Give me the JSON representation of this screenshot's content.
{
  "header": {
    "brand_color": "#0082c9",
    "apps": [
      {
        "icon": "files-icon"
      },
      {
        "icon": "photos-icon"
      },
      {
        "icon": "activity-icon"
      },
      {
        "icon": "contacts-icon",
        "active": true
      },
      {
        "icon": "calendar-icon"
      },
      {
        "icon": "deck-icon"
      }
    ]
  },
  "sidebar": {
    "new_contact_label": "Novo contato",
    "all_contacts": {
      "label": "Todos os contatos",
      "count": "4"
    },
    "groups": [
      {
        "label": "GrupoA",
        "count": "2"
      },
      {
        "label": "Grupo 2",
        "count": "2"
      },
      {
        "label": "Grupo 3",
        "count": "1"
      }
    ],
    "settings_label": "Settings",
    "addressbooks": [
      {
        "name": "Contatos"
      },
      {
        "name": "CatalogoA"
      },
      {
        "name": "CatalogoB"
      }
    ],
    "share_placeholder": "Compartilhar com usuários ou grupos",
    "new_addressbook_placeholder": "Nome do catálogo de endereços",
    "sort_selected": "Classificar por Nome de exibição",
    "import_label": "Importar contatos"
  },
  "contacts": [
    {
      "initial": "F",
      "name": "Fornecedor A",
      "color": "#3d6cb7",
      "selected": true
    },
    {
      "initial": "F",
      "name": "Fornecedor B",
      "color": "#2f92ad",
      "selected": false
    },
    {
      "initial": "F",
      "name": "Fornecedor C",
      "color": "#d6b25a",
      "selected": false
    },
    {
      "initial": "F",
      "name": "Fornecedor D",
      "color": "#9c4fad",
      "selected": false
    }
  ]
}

What to do: Repeat every record, keeping each word and mark exactly as it is.

Written solution:
Give me the JSON representation of this screenshot's content.
{
  "header": {
    "brand_color": "#0082c9",
    "apps": [
      {
        "icon": "files-icon"
      },
      {
        "icon": "photos-icon"
      },
      {
        "icon": "activity-icon"
      },
      {
        "icon": "contacts-icon",
        "active": true
      },
      {
        "icon": "calendar-icon"
      },
      {
        "icon": "deck-icon"
      }
    ]
  },
  "sidebar": {
    "new_contact_label": "Novo contato",
    "all_contacts": {
      "label": "Todos os contatos",
      "count": "4"
    },
    "groups": [
      {
        "label": "GrupoA",
        "count": "2"
      },
      {
        "label": "Grupo 2",
        "count": "2"
      },
      {
        "label": "Grupo 3",
        "count": "1"
      }
    ],
    "settings_label": "Settings",
    "addressbooks": [
      {
        "name": "Contatos"
      },
      {
        "name": "CatalogoA"
      },
      {
        "name": "CatalogoB"
      }
    ],
    "share_placeholder": "Compartilhar com usuários ou grupos",
    "new_addressbook_placeholder": "Nome do catálogo de endereços",
    "sort_selected": "Classificar por Nome de exibição",
    "import_label": "Importar contatos"
  },
  "contacts": [
    {
      "initial": "F",
      "name": "Fornecedor A",
      "color": "#3d6cb7",
      "selected": true
    },
    {
      "initial": "F",
      "name": "Fornecedor B",
      "color": "#2f92ad",
      "selected": false
    },
    {
      "initial": "F",
      "name": "Fornecedor C",
      "color": "#d6b25a",
      "selected": false
    },
    {
      "initial": "F",
      "name": "Fornecedor D",
      "color": "#9c4fad",
      "selected": false
    }
  ]
}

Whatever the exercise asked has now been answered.